### EXERCISE GOAL
Lines holding the string "date" are the ones to copy; find them all in the data.

### DATASET CONTENT
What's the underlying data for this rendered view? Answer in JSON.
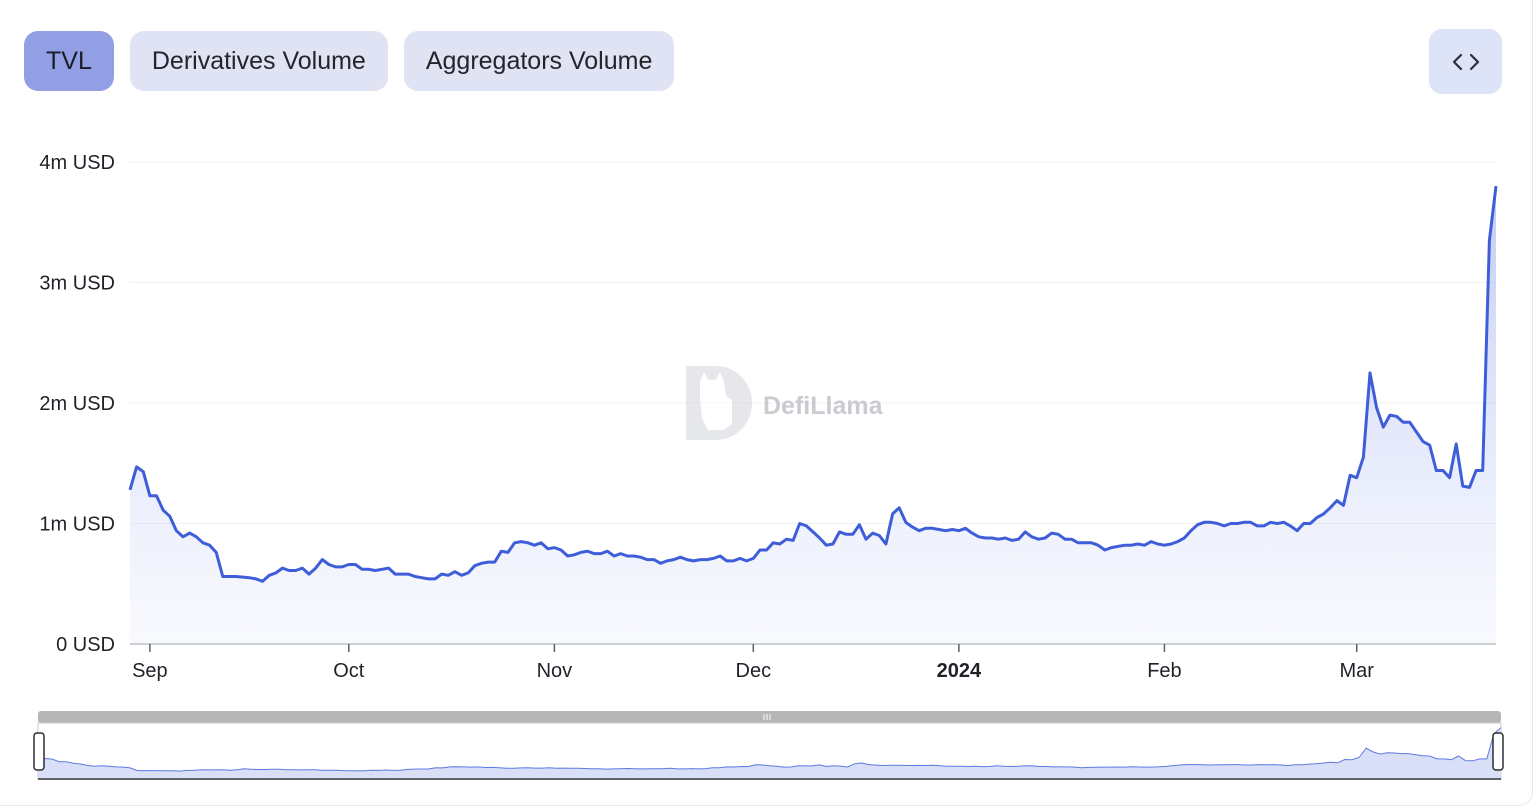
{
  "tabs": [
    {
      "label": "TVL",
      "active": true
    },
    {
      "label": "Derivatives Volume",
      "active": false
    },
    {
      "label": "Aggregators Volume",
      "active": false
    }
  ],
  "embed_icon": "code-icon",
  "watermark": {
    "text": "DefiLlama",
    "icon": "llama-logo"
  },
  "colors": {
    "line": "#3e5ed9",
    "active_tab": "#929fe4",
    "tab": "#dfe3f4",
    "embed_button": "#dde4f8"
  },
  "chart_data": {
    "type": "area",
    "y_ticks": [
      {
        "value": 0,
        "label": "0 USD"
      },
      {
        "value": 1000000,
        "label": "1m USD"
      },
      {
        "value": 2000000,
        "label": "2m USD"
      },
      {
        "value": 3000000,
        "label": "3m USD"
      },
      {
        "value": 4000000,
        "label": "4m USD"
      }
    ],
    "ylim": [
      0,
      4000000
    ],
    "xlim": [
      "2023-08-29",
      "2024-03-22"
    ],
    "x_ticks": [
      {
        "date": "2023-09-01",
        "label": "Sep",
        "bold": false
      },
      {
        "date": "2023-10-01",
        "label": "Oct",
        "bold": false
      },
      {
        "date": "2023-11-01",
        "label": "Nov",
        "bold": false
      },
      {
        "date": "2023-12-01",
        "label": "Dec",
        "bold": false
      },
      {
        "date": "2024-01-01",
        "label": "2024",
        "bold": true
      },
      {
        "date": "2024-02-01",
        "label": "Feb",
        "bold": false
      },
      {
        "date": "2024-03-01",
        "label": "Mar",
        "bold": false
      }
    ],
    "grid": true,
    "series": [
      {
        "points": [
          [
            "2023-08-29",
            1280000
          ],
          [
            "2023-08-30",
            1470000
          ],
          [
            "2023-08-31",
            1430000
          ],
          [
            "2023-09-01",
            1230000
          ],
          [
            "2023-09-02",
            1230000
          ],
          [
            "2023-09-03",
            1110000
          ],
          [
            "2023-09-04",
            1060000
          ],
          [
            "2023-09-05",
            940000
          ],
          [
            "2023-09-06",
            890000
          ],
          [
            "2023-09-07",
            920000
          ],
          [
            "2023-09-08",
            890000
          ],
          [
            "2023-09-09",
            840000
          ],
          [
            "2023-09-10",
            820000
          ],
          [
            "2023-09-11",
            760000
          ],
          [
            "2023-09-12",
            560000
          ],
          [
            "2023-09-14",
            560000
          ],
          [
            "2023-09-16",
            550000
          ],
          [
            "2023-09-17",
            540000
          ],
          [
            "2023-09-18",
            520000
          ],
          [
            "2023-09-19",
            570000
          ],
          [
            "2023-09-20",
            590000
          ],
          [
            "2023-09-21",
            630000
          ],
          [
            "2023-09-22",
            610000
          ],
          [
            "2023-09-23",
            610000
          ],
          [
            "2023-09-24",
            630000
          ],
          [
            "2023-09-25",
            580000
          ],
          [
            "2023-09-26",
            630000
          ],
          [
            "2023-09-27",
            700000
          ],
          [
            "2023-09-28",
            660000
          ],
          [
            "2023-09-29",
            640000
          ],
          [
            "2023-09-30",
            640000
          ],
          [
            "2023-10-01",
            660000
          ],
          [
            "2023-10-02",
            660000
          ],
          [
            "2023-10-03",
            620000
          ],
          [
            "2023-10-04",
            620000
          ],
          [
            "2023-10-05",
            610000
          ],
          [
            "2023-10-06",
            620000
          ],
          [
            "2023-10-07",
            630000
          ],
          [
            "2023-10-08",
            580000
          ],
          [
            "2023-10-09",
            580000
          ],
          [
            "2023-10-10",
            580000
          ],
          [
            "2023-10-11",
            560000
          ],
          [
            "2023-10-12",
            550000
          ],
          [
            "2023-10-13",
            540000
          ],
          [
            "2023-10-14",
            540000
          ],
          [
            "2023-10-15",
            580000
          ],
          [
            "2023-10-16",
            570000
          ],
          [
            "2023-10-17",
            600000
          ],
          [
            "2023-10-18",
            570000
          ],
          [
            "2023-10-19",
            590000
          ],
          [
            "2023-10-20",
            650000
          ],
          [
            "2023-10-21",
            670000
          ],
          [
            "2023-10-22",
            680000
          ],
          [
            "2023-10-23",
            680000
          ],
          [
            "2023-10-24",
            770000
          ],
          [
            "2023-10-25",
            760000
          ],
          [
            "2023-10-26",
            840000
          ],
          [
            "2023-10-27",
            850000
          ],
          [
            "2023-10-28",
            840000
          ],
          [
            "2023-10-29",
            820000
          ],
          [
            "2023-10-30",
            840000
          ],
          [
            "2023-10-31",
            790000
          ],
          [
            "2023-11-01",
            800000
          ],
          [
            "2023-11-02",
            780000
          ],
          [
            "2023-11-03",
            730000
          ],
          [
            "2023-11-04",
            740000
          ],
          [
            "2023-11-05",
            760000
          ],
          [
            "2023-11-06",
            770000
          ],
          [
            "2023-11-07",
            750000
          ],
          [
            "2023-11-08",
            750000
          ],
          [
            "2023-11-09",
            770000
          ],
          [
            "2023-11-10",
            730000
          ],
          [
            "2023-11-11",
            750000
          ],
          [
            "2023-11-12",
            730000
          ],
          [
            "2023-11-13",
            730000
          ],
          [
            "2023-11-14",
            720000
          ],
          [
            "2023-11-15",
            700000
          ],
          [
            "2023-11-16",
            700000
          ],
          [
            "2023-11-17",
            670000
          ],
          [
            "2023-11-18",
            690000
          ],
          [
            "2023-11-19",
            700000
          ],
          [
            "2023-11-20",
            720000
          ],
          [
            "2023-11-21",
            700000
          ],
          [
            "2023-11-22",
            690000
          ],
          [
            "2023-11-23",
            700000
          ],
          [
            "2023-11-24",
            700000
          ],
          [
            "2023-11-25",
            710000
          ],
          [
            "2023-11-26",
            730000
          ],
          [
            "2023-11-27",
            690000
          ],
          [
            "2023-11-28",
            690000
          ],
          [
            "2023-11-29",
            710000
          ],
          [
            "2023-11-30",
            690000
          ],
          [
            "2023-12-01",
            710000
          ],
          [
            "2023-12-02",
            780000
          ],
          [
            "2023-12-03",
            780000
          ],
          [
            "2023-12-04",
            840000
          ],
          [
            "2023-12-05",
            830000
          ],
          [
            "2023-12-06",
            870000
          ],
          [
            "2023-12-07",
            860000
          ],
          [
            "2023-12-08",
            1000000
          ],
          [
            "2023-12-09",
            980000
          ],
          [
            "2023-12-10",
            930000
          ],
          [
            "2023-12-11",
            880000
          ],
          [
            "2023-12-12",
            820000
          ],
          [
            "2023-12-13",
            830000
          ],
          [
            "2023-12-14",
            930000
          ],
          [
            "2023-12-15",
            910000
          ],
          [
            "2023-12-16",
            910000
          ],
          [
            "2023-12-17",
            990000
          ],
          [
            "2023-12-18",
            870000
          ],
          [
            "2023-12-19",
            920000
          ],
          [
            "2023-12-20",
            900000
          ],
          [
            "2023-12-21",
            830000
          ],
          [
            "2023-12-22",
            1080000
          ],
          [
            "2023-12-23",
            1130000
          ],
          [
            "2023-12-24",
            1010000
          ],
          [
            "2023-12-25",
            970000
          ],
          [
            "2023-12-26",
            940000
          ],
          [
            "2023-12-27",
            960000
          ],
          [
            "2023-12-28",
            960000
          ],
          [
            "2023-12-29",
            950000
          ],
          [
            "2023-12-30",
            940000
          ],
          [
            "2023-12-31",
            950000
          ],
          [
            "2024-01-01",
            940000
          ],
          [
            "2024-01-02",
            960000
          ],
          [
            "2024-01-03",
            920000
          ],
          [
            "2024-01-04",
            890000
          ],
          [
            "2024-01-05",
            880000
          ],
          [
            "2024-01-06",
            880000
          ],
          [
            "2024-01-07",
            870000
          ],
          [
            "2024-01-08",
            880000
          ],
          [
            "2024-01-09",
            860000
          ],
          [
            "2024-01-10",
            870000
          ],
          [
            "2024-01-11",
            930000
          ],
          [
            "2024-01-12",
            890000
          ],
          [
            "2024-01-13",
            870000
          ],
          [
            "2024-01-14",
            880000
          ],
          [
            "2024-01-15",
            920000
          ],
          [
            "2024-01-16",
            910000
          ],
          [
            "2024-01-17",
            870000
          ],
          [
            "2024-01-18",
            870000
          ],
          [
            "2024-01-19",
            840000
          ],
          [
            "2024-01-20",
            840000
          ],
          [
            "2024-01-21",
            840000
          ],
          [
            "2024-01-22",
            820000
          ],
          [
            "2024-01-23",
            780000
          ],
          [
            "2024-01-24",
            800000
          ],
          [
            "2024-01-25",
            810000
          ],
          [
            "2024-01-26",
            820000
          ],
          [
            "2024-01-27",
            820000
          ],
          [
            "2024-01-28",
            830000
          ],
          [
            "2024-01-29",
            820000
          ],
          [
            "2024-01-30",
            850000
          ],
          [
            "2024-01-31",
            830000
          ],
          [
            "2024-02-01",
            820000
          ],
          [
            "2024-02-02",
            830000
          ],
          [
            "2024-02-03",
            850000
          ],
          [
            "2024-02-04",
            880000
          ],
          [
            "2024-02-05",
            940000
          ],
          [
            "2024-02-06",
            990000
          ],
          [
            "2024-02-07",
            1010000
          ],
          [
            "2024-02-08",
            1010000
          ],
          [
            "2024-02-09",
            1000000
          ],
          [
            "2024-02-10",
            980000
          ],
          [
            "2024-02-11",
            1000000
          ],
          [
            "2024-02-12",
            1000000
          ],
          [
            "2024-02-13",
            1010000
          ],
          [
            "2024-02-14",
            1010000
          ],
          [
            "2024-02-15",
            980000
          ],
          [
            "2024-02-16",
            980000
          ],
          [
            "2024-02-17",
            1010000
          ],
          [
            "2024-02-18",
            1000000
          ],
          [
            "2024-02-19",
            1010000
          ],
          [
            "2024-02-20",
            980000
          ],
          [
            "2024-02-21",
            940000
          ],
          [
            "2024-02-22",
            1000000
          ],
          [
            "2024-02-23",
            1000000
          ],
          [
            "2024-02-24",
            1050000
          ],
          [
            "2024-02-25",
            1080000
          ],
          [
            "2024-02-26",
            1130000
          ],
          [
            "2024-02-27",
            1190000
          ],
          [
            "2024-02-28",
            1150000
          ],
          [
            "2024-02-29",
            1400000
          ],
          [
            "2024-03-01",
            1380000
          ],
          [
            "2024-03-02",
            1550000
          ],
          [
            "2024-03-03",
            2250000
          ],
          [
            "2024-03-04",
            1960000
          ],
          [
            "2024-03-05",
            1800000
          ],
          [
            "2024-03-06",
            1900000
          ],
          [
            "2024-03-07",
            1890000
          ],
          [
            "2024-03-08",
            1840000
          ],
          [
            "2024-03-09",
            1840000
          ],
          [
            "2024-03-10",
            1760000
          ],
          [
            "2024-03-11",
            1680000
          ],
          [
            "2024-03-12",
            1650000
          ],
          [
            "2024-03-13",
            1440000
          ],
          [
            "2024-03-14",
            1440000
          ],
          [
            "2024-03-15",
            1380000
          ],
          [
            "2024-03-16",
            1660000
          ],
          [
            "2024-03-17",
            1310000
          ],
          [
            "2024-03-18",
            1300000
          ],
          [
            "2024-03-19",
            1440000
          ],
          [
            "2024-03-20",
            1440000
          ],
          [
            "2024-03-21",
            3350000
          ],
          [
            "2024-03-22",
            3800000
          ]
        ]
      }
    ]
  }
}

### REPLY
        "date": "2023-09-01",
        "date": "2023-10-01",
        "date": "2023-11-01",
        "date": "2023-12-01",
        "date": "2024-01-01",
        "date": "2024-02-01",
        "date": "2024-03-01",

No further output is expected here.